Список заданий =>
(1) Перепишите без изменений часть отрывка о Валере и его больной сестре: от «На прощанье я» до «смутное, голодное время.» включительно.
(2) Допишите продолжение отрывка о Валере и его больной сестре из детдома, начиная сразу после его последнего предложения.

------ Отрывок текста ------

Выслушав Валеру, я вызвал доктора, Герману приказал со склада добавить к собранным гостинцам коробку конфет, две банки сгущенки и батон колбасы.
Доктора я попросил:
«Возьмите мою машину – и с Валерием Ивановичем съездите в детдом, это полтора километра отсюда. Осмотрите его больную сестру, дайте ей необходимое лекарство. Вернетесь – доложите мне. Валерий Иванович, вам хватит увольнения до обеда? После обеда зайдете ко мне. При встрече с сестрой не перекормите ее, пусть кушает помаленьку». Глядя на меня влажными глазами, Валера прошептал: «Спасибо, Юрий Васильевич».
На прощанье я посоветовал ему:
«Валерий Иванович, дня через два вы получите положенные вам тридцать марок. Это плата за службу у нас. Я прошу вас тратить эти деньги на покупку продуктов для сестрички. А у друзей берите поменьше гостинцев, да и себя не обделяйте. Вам всем надо подкрепляться».
Эта встреча с ребятами и с Вихоревым в столовой растрогала меня до глубины души – поражала взаимная забота о товарище и его больной сестричке. Я почувствовал глубокую спаянность и взаимную поддержку в этом голодающем детдомовском коллективе и невольно проникся уважением к воспитателям, несущим свой тяжелый крест в это смутное, голодное время.

------ Показанный материал ------

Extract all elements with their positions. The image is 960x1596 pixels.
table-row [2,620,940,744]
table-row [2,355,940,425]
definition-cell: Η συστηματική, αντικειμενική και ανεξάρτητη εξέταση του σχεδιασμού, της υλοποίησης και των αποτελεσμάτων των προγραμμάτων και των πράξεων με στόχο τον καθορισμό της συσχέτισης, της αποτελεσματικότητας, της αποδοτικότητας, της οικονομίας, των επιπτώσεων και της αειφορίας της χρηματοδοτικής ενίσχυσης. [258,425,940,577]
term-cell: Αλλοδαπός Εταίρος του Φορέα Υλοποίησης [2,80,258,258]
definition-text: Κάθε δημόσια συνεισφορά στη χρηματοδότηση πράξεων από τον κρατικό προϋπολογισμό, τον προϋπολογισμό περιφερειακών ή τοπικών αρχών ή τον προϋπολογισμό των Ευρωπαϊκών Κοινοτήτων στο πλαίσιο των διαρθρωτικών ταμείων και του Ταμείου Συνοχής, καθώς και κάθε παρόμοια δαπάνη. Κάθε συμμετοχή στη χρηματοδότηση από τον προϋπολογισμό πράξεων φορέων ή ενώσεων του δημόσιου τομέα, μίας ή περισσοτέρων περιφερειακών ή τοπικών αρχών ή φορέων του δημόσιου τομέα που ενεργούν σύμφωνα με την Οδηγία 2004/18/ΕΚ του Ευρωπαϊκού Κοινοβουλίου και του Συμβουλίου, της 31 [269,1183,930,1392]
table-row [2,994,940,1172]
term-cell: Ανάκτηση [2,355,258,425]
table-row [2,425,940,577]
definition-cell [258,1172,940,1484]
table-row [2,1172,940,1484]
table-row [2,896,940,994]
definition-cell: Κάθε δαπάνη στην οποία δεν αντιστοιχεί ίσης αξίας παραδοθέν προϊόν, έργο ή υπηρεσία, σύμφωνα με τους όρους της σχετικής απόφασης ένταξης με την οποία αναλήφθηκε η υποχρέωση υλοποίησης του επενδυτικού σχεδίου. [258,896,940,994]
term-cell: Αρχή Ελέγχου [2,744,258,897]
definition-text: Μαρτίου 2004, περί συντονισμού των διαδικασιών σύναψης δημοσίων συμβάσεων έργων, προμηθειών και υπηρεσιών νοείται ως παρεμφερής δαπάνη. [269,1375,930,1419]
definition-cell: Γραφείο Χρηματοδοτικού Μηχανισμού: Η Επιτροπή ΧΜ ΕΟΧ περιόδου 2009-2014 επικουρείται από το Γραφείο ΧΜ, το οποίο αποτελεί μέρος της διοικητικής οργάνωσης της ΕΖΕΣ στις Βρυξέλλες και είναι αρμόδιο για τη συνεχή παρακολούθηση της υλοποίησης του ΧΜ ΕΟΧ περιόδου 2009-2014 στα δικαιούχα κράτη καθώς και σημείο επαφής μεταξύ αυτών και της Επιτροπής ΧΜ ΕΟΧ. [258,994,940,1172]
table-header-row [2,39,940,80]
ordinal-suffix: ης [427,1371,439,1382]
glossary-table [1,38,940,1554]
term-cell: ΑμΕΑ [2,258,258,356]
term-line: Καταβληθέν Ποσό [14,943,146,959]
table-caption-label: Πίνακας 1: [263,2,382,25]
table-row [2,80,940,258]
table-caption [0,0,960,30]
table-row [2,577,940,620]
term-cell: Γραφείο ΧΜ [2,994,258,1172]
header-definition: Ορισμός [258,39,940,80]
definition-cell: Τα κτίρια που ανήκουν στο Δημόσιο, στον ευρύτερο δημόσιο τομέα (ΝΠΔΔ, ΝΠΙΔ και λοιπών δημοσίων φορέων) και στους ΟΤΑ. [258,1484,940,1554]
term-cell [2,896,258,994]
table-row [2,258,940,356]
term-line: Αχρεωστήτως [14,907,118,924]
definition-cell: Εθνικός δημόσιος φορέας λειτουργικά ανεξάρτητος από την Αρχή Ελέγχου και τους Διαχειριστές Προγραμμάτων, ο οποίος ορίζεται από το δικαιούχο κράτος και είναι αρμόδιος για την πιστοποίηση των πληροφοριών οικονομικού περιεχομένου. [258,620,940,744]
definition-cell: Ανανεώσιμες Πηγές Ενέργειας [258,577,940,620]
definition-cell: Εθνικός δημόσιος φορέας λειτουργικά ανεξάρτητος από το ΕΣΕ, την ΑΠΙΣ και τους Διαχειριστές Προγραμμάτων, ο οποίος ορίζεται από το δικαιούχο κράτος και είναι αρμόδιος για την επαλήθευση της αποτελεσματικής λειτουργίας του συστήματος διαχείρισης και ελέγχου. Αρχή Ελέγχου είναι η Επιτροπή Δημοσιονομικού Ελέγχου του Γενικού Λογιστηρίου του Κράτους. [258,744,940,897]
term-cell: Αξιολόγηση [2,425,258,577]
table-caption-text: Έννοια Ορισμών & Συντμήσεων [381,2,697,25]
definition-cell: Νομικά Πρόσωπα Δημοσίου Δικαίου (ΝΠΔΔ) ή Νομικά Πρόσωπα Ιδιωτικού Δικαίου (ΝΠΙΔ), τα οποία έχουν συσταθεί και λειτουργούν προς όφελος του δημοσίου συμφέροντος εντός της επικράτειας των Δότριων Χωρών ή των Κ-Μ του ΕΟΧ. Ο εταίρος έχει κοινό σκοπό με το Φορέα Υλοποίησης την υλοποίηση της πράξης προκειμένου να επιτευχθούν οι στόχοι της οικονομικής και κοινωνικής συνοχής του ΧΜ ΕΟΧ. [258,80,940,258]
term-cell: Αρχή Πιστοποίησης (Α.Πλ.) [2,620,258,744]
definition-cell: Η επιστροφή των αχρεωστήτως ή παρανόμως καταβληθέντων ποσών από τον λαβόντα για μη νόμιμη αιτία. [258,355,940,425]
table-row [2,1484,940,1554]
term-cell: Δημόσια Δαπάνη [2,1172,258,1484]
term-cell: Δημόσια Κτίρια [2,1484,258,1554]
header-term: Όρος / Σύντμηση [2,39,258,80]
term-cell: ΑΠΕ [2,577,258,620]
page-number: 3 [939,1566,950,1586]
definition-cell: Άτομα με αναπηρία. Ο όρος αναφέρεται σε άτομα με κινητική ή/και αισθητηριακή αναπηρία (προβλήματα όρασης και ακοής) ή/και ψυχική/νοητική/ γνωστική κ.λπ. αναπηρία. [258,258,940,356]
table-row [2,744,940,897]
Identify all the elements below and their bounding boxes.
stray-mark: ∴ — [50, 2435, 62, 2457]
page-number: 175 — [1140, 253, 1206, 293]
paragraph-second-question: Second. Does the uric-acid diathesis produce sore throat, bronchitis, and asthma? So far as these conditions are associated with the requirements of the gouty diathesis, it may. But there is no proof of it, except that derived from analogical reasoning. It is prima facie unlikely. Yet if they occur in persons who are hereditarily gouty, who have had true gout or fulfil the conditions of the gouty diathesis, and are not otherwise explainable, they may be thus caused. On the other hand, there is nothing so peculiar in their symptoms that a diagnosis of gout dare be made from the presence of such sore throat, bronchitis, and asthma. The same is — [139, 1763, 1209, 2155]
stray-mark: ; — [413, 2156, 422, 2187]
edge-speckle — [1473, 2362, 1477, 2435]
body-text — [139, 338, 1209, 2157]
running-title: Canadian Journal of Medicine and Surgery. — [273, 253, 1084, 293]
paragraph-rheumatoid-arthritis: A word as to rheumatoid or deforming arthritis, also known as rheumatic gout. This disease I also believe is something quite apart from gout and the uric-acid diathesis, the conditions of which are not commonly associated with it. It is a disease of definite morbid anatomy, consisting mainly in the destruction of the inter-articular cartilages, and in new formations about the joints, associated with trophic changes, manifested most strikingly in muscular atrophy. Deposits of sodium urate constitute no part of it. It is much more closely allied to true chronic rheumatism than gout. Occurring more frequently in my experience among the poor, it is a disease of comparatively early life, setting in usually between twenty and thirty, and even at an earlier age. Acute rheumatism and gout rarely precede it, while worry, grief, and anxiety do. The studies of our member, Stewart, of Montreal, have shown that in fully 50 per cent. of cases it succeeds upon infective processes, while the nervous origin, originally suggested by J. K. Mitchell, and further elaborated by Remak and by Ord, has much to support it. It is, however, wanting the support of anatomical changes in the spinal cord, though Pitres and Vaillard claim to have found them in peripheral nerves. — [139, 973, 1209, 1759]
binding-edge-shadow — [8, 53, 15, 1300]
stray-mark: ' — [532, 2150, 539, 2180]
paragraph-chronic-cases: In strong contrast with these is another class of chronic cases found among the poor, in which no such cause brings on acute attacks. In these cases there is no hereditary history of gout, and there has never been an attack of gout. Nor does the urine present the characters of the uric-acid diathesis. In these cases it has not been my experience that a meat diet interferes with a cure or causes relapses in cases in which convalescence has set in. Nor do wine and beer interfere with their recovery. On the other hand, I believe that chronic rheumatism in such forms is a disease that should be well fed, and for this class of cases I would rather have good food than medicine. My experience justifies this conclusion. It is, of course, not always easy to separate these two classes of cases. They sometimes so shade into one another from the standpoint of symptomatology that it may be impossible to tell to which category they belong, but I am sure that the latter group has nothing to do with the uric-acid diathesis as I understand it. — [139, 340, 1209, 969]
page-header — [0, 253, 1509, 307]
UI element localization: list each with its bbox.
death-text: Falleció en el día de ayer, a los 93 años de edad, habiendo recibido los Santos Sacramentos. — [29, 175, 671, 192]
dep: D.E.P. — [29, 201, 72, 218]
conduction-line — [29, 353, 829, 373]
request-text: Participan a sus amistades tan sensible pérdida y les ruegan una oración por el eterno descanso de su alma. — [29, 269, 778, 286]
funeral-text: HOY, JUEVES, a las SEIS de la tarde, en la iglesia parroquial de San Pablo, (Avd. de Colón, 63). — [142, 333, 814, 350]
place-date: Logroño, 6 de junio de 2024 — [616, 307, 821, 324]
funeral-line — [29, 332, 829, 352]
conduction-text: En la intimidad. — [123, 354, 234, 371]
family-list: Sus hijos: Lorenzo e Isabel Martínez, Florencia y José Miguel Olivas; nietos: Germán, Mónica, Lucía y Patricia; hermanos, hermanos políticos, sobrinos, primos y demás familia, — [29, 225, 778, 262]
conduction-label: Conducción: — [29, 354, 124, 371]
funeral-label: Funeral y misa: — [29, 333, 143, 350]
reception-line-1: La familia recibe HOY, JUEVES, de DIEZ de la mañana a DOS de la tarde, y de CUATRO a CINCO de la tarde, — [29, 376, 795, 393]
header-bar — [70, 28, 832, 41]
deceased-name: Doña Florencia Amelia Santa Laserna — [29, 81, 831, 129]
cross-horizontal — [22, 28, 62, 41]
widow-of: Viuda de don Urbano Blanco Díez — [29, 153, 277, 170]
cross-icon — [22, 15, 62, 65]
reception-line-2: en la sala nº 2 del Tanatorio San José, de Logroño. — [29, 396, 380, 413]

------

Ответы =>
(1)
На прощанье я посоветовал ему:
«Валерий Иванович, дня через два вы получите положенные вам тридцать марок. Это плата за службу у нас. Я прошу вас тратить эти деньги на покупку продуктов для сестрички. А у друзей берите поменьше гостинцев, да и себя не обделяйте. Вам всем надо подкрепляться».
Эта встреча с ребятами и с Вихоревым в столовой растрогала меня до глубины души – поражала взаимная забота о товарище и его больной сестричке. Я почувствовал глубокую спаянность и взаимную поддержку в этом голодающем детдомовском коллективе и невольно проникся уважением к воспитателям, несущим свой тяжелый крест в это смутное, голодное время.

(2)
Нательные крестики
Еще не успели угаснуть впечатления от встречи в столовой, как через день у меня состоялась еще одна необычная встреча.
После обеда, к вечеру, я и Фролов находились в канцелярии, просматривая анкеты, заполненные на новых ребят, набранных по приказу немецкого командования из окрестных деревень. Неожиданно позвонили из проходной и попросили прийти офицеру встретиться с тремя женщинами. Я послал Фролова, чтобы узнать, чего они хотят. Через полчаса Фролов привел и представил мне трех работниц детдома: Марию Ивановну Парфенову – воспитательницу, Татьяну Федоровну Осипову – портниху и Ирину Филимоновну Мазурову – уборщицу.
«Господин офицер…» – смиренно обратились они ко мне.
Я прервал их и попросил называть меня по имени и отчеству – Юрий Васильевич. Моя просьба, сказанная по-русски, несколько сняла напряжение и скованность женщин.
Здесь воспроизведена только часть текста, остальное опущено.